TASK TO COMPLETE.
Say how many lines contain the string "のように". Give no other output.

PROVIDED MATERIAL.
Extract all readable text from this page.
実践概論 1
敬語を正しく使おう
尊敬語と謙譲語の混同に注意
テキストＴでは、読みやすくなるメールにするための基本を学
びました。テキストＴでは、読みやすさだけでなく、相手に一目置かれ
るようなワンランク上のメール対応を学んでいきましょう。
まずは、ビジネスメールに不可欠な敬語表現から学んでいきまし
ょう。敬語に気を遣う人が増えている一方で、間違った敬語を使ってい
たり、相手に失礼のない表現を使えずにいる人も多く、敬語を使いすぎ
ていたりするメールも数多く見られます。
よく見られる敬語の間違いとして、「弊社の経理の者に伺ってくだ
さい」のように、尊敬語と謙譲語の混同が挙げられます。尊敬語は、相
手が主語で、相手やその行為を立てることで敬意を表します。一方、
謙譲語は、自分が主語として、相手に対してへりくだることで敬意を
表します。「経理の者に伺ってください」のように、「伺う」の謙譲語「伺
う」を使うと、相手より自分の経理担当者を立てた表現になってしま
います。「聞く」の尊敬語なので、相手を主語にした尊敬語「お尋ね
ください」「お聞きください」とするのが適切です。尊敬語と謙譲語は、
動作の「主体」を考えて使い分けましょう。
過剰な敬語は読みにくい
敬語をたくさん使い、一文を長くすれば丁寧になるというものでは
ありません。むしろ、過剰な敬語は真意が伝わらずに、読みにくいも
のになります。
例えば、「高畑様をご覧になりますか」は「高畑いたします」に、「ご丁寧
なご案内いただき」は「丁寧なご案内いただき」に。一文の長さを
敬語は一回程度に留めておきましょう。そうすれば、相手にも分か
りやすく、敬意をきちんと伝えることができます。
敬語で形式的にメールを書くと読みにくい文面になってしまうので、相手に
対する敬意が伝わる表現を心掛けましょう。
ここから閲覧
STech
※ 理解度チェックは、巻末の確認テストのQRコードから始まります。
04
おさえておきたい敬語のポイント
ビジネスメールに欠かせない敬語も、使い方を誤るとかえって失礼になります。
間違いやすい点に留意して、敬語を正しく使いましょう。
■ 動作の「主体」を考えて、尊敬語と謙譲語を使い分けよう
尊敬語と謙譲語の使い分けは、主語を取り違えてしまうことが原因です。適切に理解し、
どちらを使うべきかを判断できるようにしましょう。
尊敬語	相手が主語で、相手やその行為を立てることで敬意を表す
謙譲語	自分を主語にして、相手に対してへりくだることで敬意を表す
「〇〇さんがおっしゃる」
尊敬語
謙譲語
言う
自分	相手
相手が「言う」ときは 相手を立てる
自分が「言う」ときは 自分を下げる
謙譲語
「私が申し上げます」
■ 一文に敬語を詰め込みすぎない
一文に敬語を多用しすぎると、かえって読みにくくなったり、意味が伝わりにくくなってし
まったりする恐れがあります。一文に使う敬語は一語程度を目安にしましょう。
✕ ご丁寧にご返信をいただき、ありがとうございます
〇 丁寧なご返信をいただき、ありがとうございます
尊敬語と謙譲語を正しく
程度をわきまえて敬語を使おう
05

==

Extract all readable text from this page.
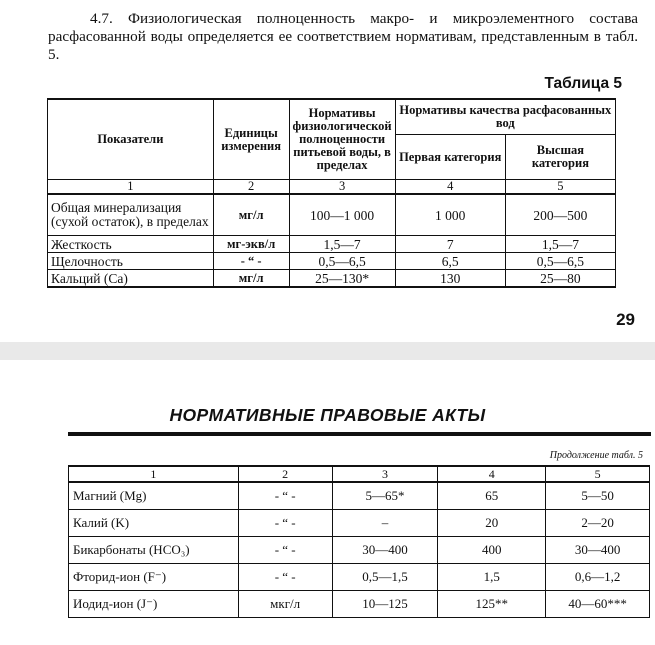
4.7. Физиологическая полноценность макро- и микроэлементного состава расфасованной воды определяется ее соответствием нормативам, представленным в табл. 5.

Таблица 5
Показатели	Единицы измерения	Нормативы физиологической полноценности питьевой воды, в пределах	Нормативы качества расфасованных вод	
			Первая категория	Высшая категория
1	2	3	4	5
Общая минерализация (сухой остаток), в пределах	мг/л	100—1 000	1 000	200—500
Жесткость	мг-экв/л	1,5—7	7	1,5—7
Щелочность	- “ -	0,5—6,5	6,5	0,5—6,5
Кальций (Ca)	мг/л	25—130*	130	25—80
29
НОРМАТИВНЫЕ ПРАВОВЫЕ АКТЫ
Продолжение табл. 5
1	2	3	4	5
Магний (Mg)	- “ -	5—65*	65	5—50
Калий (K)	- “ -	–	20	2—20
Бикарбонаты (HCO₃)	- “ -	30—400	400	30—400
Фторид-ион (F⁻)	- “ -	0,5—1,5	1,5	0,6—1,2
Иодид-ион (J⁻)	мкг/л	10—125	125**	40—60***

SOLVED PROBLEM.
2